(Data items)
—————

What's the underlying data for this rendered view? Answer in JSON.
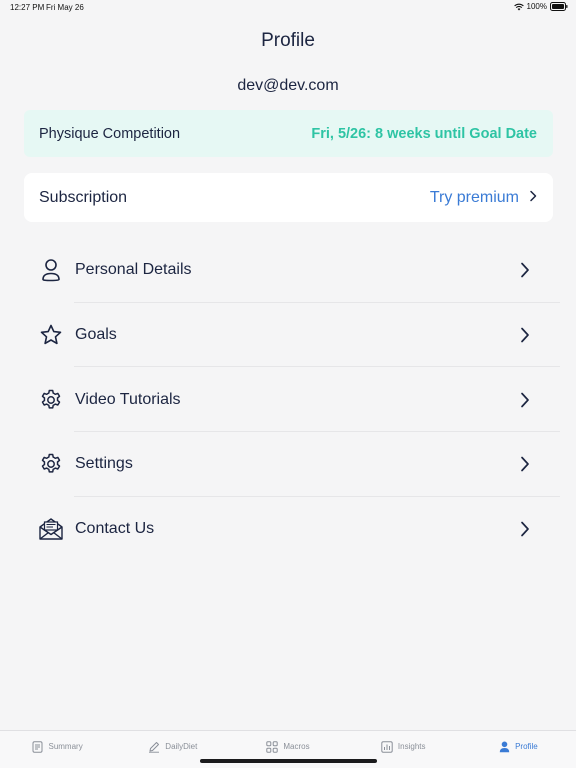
{
  "status_bar": {
    "time": "12:27 PM",
    "date": "Fri May 26",
    "battery": "100%"
  },
  "page": {
    "title": "Profile",
    "email": "dev@dev.com"
  },
  "goal_banner": {
    "name": "Physique Competition",
    "date_text": "Fri, 5/26: 8 weeks until Goal Date"
  },
  "subscription": {
    "label": "Subscription",
    "action": "Try premium"
  },
  "menu": {
    "items": [
      {
        "label": "Personal Details",
        "icon": "person-icon"
      },
      {
        "label": "Goals",
        "icon": "star-icon"
      },
      {
        "label": "Video Tutorials",
        "icon": "gear-icon"
      },
      {
        "label": "Settings",
        "icon": "gear-icon"
      },
      {
        "label": "Contact Us",
        "icon": "mail-icon"
      }
    ]
  },
  "tabs": [
    {
      "label": "Summary",
      "icon": "document-icon",
      "active": false
    },
    {
      "label": "DailyDiet",
      "icon": "pencil-icon",
      "active": false
    },
    {
      "label": "Macros",
      "icon": "grid-icon",
      "active": false
    },
    {
      "label": "Insights",
      "icon": "chart-icon",
      "active": false
    },
    {
      "label": "Profile",
      "icon": "person-icon",
      "active": true
    }
  ],
  "colors": {
    "accent": "#3a7bd5",
    "goal_teal": "#2ec4a4",
    "text_dark": "#1c2541",
    "banner_bg": "#e6f8f4"
  }
}
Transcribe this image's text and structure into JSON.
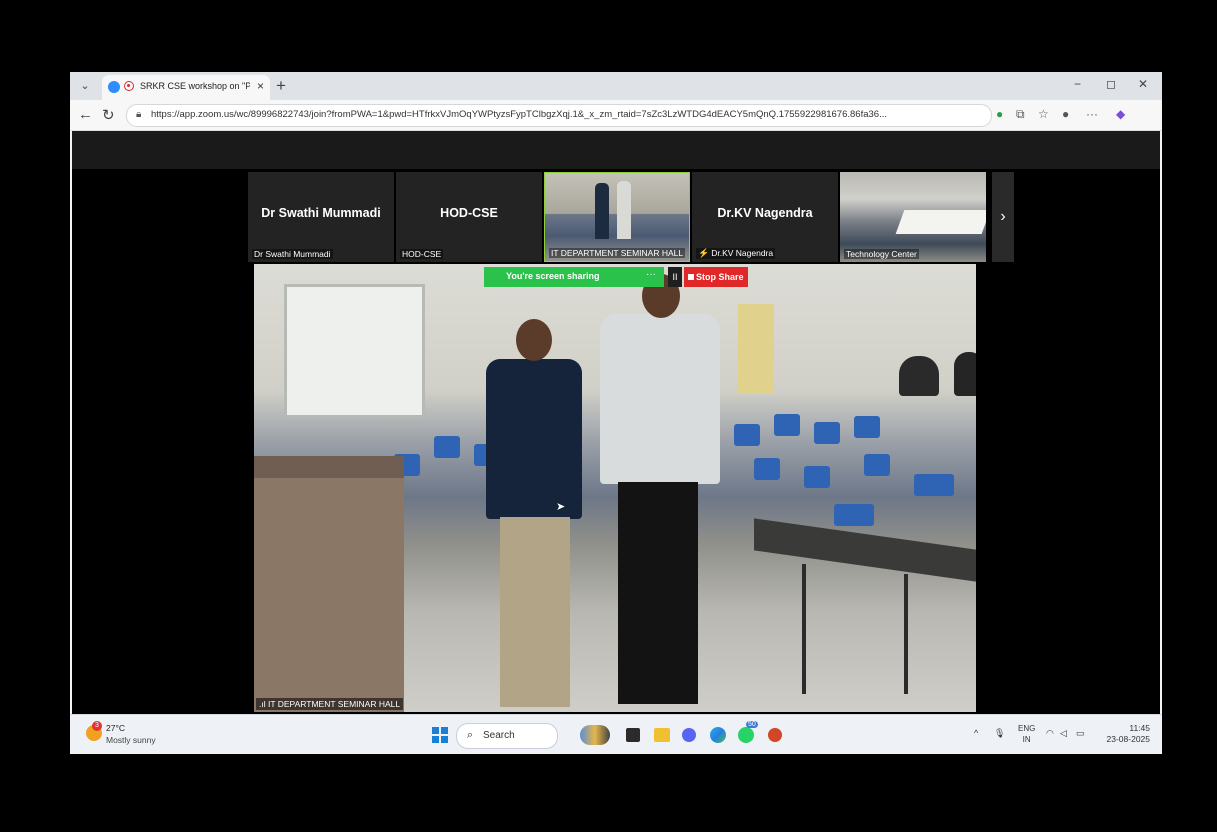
{
  "browser": {
    "tab_title": "SRKR CSE workshop on \"Prod",
    "tab_close": "×",
    "new_tab": "+",
    "url": "https://app.zoom.us/wc/89996822743/join?fromPWA=1&pwd=HTfrkxVJmOqYWPtyzsFypTClbgzXqj.1&_x_zm_rtaid=7sZc3LzWTDG4dEACY5mQnQ.1755922981676.86fa36...",
    "window_controls": [
      "−",
      "◻",
      "✕"
    ]
  },
  "zoom": {
    "participants": [
      {
        "name": "Dr Swathi Mummadi",
        "label": "Dr Swathi Mummadi",
        "muted": false
      },
      {
        "name": "HOD-CSE",
        "label": "HOD-CSE",
        "muted": false
      },
      {
        "name": "",
        "label": "IT DEPARTMENT SEMINAR HALL",
        "muted": false
      },
      {
        "name": "Dr.KV Nagendra",
        "label": "Dr.KV Nagendra",
        "muted": true
      },
      {
        "name": "",
        "label": "Technology Center",
        "muted": false
      }
    ],
    "next_icon": "›",
    "main_label": "IT DEPARTMENT SEMINAR HALL",
    "share_text": "You're screen sharing",
    "share_more": "···",
    "pause_label": "II",
    "stop_label": "Stop Share"
  },
  "taskbar": {
    "weather_badge": "3",
    "temp": "27°C",
    "condition": "Mostly sunny",
    "search_label": "Search",
    "whatsapp_badge": "50",
    "lang_top": "ENG",
    "lang_bottom": "IN",
    "time": "11:45",
    "date": "23-08-2025"
  },
  "colors": {
    "share_green": "#2bc24c",
    "stop_red": "#e02828",
    "zoom_blue": "#2d8cff",
    "chair_blue": "#2f63b3"
  }
}
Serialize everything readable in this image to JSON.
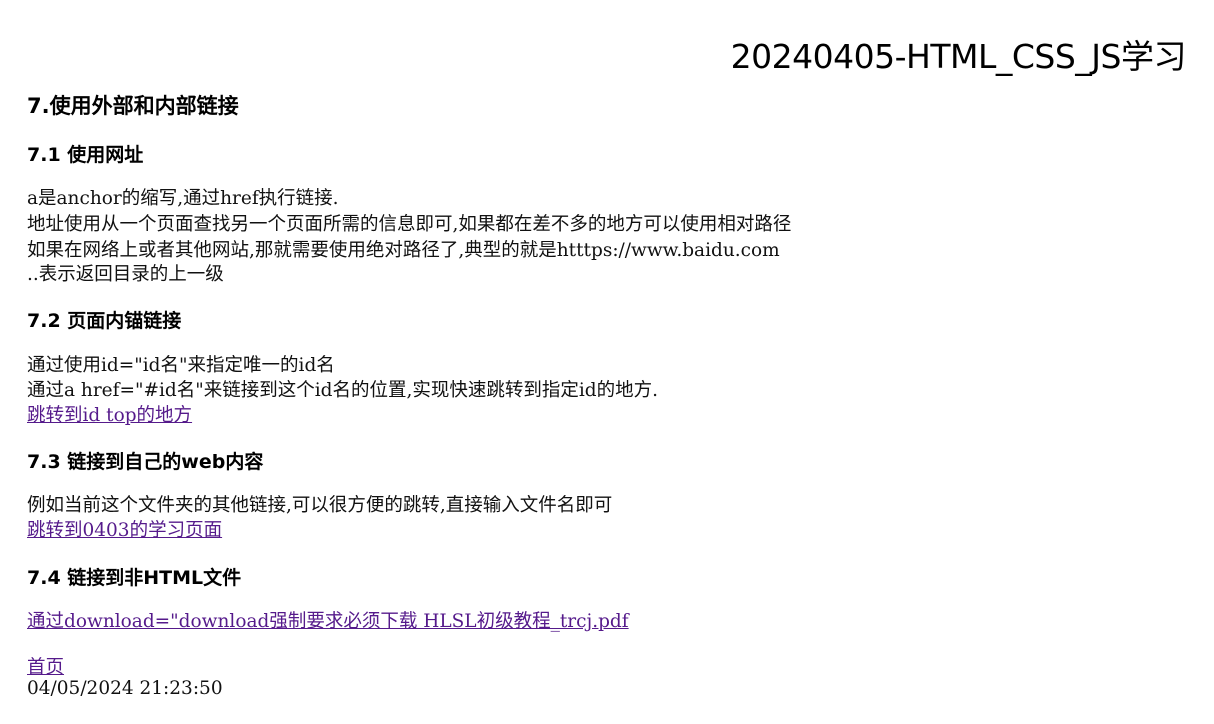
{
  "page_title": "20240405-HTML_CSS_JS学习",
  "section7": {
    "heading": "7.使用外部和内部链接"
  },
  "sub71": {
    "heading": "7.1 使用网址",
    "lines": [
      "a是anchor的缩写,通过href执行链接.",
      "地址使用从一个页面查找另一个页面所需的信息即可,如果都在差不多的地方可以使用相对路径",
      "如果在网络上或者其他网站,那就需要使用绝对路径了,典型的就是htttps://www.baidu.com",
      "..表示返回目录的上一级"
    ]
  },
  "sub72": {
    "heading": "7.2 页面内锚链接",
    "lines": [
      "通过使用id=\"id名\"来指定唯一的id名",
      "通过a href=\"#id名\"来链接到这个id名的位置,实现快速跳转到指定id的地方."
    ],
    "link": "跳转到id top的地方"
  },
  "sub73": {
    "heading": "7.3 链接到自己的web内容",
    "line": "例如当前这个文件夹的其他链接,可以很方便的跳转,直接输入文件名即可",
    "link": "跳转到0403的学习页面"
  },
  "sub74": {
    "heading": "7.4 链接到非HTML文件",
    "link": "通过download=\"download强制要求必须下载 HLSL初级教程_trcj.pdf"
  },
  "footer": {
    "home_link": "首页",
    "timestamp": "04/05/2024 21:23:50"
  },
  "colors": {
    "link": "#551a8b",
    "text": "#111111",
    "background": "#ffffff"
  }
}
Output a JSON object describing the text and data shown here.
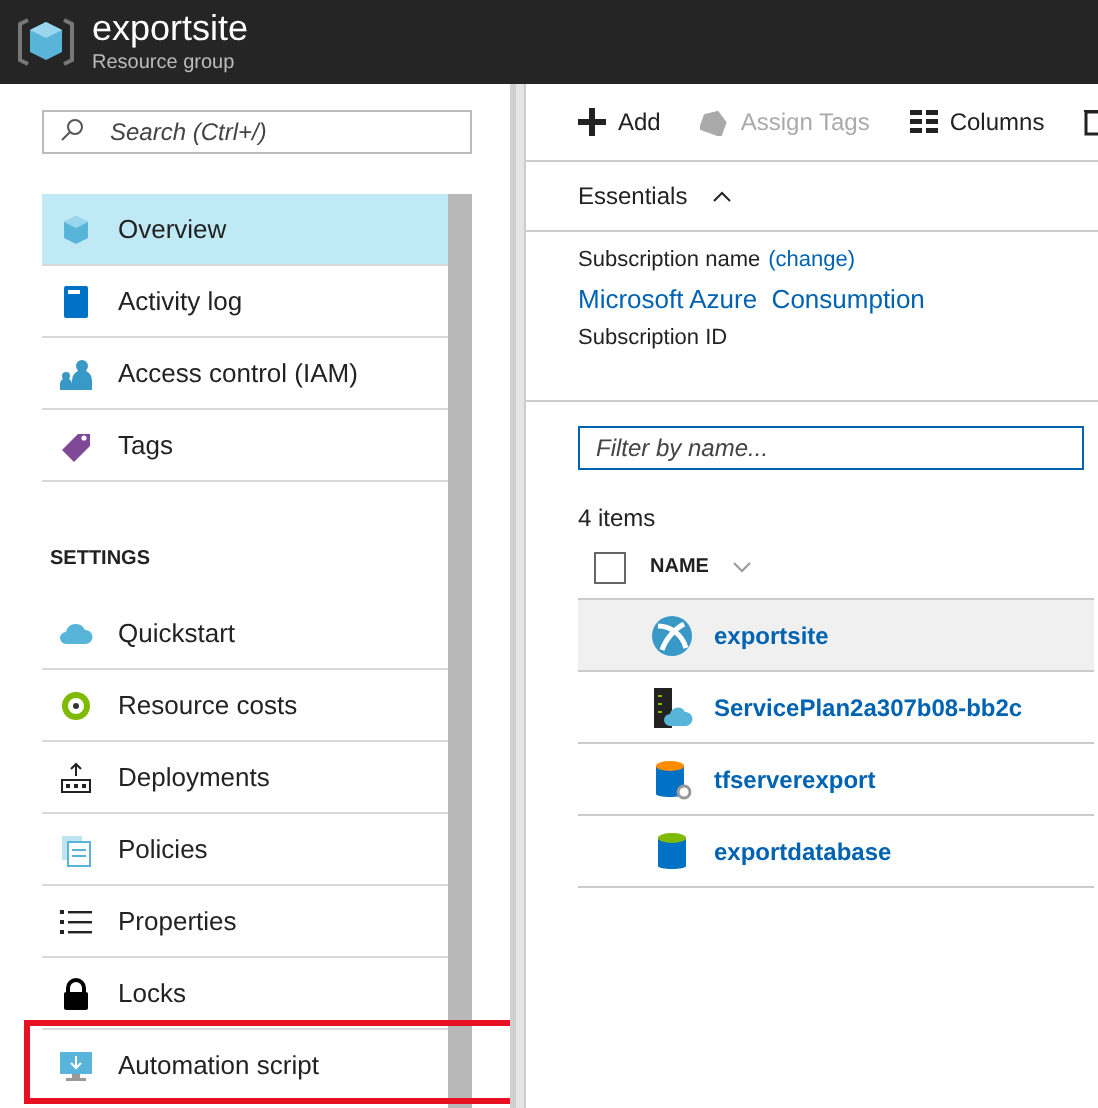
{
  "header": {
    "title": "exportsite",
    "subtitle": "Resource group"
  },
  "sidebar": {
    "search": {
      "placeholder": "Search (Ctrl+/)"
    },
    "items": [
      {
        "label": "Overview",
        "kind": "overview",
        "selected": true,
        "highlighted": false
      },
      {
        "label": "Activity log",
        "kind": "log",
        "selected": false,
        "highlighted": false
      },
      {
        "label": "Access control (IAM)",
        "kind": "iam",
        "selected": false,
        "highlighted": false
      },
      {
        "label": "Tags",
        "kind": "tag",
        "selected": false,
        "highlighted": false
      }
    ],
    "sections": [
      {
        "heading": "SETTINGS",
        "items": [
          {
            "label": "Quickstart",
            "kind": "cloud",
            "selected": false,
            "highlighted": false
          },
          {
            "label": "Resource costs",
            "kind": "cost",
            "selected": false,
            "highlighted": false
          },
          {
            "label": "Deployments",
            "kind": "deploy",
            "selected": false,
            "highlighted": false
          },
          {
            "label": "Policies",
            "kind": "policy",
            "selected": false,
            "highlighted": false
          },
          {
            "label": "Properties",
            "kind": "props",
            "selected": false,
            "highlighted": false
          },
          {
            "label": "Locks",
            "kind": "lock",
            "selected": false,
            "highlighted": false
          },
          {
            "label": "Automation script",
            "kind": "script",
            "selected": false,
            "highlighted": true
          }
        ]
      }
    ]
  },
  "toolbar": [
    {
      "label": "Add",
      "kind": "add",
      "disabled": false
    },
    {
      "label": "Assign Tags",
      "kind": "tag",
      "disabled": true
    },
    {
      "label": "Columns",
      "kind": "columns",
      "disabled": false
    }
  ],
  "essentials": {
    "title": "Essentials",
    "expanded": true,
    "subscription_label": "Subscription name",
    "change_link": "(change)",
    "subscription_value": "Microsoft Azure  Consumption",
    "subscription_id_label": "Subscription ID"
  },
  "filter": {
    "placeholder": "Filter by name..."
  },
  "count": "4 items",
  "table": {
    "checked": false,
    "column": "NAME",
    "rows": [
      {
        "name": "exportsite",
        "kind": "web",
        "selected": true
      },
      {
        "name": "ServicePlan2a307b08-bb2c",
        "kind": "plan",
        "selected": false
      },
      {
        "name": "tfserverexport",
        "kind": "sqlserver",
        "selected": false
      },
      {
        "name": "exportdatabase",
        "kind": "sqldb",
        "selected": false
      }
    ]
  }
}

—————

Determine the number of lines in the listing that contain the string "Mummadi". Write that number and nothing else.

2